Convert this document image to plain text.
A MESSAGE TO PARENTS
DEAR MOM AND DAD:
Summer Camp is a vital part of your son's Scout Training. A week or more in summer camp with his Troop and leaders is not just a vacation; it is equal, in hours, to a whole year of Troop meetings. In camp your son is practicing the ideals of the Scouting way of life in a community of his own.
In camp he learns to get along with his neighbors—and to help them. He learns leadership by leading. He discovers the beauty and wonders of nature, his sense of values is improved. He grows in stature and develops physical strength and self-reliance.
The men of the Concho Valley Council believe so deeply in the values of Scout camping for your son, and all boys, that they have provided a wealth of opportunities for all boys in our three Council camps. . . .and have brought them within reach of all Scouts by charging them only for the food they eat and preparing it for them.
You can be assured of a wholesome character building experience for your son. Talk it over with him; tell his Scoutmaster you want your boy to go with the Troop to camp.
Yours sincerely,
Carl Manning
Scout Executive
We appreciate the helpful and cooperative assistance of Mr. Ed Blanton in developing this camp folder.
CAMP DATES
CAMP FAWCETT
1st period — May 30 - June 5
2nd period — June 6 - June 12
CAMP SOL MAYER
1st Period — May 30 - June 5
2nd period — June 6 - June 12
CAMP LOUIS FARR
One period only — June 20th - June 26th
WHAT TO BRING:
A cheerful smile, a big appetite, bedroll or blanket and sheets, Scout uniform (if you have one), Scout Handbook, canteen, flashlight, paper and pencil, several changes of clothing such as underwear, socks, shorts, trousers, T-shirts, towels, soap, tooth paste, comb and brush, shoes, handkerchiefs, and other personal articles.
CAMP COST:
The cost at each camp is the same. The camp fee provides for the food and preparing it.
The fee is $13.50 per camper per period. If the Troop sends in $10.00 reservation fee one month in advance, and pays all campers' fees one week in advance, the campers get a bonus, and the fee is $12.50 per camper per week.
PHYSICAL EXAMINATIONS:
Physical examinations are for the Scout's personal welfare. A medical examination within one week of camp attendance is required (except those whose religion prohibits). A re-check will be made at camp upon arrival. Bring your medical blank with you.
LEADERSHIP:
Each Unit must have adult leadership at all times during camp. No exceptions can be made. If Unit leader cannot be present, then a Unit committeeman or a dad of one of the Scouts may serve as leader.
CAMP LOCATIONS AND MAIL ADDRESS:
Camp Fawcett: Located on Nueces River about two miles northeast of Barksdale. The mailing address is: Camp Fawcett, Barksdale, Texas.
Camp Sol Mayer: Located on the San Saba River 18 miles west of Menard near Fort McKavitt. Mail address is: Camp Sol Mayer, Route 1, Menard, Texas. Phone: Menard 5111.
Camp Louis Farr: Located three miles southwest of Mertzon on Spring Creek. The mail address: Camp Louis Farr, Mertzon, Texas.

**Prompt**. Search the listing for the word "them". Copy every line in which it occurs.

**Exercise output**.
In camp he learns to get along with his neighbors—and to help them. He learns leadership by leading. He discovers the beauty and wonders of nature, his sense of values is improved. He grows in stature and develops physical strength and self-reliance.
The men of the Concho Valley Council believe so deeply in the values of Scout camping for your son, and all boys, that they have provided a wealth of opportunities for all boys in our three Council camps. . . .and have brought them within reach of all Scouts by charging them only for the food they eat and preparing it for them.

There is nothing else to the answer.